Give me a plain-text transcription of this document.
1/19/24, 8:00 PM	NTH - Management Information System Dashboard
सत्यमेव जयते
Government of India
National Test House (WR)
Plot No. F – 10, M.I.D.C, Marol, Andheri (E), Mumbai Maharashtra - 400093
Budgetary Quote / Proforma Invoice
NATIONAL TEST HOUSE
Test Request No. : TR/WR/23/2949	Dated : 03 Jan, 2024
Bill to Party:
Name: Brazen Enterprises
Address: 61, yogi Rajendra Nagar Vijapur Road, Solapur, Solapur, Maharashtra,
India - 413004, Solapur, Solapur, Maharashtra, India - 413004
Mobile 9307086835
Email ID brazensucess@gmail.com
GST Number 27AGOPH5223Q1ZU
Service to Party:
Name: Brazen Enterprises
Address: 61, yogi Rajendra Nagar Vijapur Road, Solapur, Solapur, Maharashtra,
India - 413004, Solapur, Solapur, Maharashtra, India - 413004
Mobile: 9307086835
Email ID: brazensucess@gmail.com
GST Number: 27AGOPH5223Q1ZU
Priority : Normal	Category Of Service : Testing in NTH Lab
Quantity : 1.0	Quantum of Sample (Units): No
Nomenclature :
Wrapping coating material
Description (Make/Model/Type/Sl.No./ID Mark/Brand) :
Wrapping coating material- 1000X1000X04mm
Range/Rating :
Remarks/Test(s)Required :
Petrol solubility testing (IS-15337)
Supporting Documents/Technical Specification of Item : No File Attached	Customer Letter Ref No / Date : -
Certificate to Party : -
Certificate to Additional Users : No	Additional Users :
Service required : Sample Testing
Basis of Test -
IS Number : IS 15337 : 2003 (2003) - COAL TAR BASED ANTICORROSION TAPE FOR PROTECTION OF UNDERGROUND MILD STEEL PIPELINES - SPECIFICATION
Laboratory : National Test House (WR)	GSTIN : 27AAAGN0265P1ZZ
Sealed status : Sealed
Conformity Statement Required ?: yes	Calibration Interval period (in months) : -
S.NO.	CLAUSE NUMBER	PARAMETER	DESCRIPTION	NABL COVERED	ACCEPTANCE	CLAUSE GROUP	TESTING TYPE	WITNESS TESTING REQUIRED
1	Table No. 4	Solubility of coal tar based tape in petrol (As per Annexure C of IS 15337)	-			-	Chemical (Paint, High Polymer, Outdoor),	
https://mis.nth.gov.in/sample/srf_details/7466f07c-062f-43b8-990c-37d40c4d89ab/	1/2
☆ ☆ ☆ ☆ ☆
Extract all of the data above and output it character for character.

FULL OUTPUT:
Give me a plain-text transcription of this document.
1/19/24, 8:00 PM	NTH - Management Information System Dashboard
सत्यमेव जयते
Government of India
National Test House (WR)
Plot No. F – 10, M.I.D.C, Marol, Andheri (E), Mumbai Maharashtra - 400093
Budgetary Quote / Proforma Invoice
NATIONAL TEST HOUSE
Test Request No. : TR/WR/23/2949	Dated : 03 Jan, 2024
Bill to Party:
Name: Brazen Enterprises
Address: 61, yogi Rajendra Nagar Vijapur Road, Solapur, Solapur, Maharashtra,
India - 413004, Solapur, Solapur, Maharashtra, India - 413004
Mobile 9307086835
Email ID brazensucess@gmail.com
GST Number 27AGOPH5223Q1ZU
Service to Party:
Name: Brazen Enterprises
Address: 61, yogi Rajendra Nagar Vijapur Road, Solapur, Solapur, Maharashtra,
India - 413004, Solapur, Solapur, Maharashtra, India - 413004
Mobile: 9307086835
Email ID: brazensucess@gmail.com
GST Number: 27AGOPH5223Q1ZU
Priority : Normal	Category Of Service : Testing in NTH Lab
Quantity : 1.0	Quantum of Sample (Units): No
Nomenclature :
Wrapping coating material
Description (Make/Model/Type/Sl.No./ID Mark/Brand) :
Wrapping coating material- 1000X1000X04mm
Range/Rating :
Remarks/Test(s)Required :
Petrol solubility testing (IS-15337)
Supporting Documents/Technical Specification of Item : No File Attached	Customer Letter Ref No / Date : -
Certificate to Party : -
Certificate to Additional Users : No	Additional Users :
Service required : Sample Testing
Basis of Test -
IS Number : IS 15337 : 2003 (2003) - COAL TAR BASED ANTICORROSION TAPE FOR PROTECTION OF UNDERGROUND MILD STEEL PIPELINES - SPECIFICATION
Laboratory : National Test House (WR)	GSTIN : 27AAAGN0265P1ZZ
Sealed status : Sealed
Conformity Statement Required ?: yes	Calibration Interval period (in months) : -
S.NO.	CLAUSE NUMBER	PARAMETER	DESCRIPTION	NABL COVERED	ACCEPTANCE	CLAUSE GROUP	TESTING TYPE	WITNESS TESTING REQUIRED
1	Table No. 4	Solubility of coal tar based tape in petrol (As per Annexure C of IS 15337)	-			-	Chemical (Paint, High Polymer, Outdoor),	
https://mis.nth.gov.in/sample/srf_details/7466f07c-062f-43b8-990c-37d40c4d89ab/	1/2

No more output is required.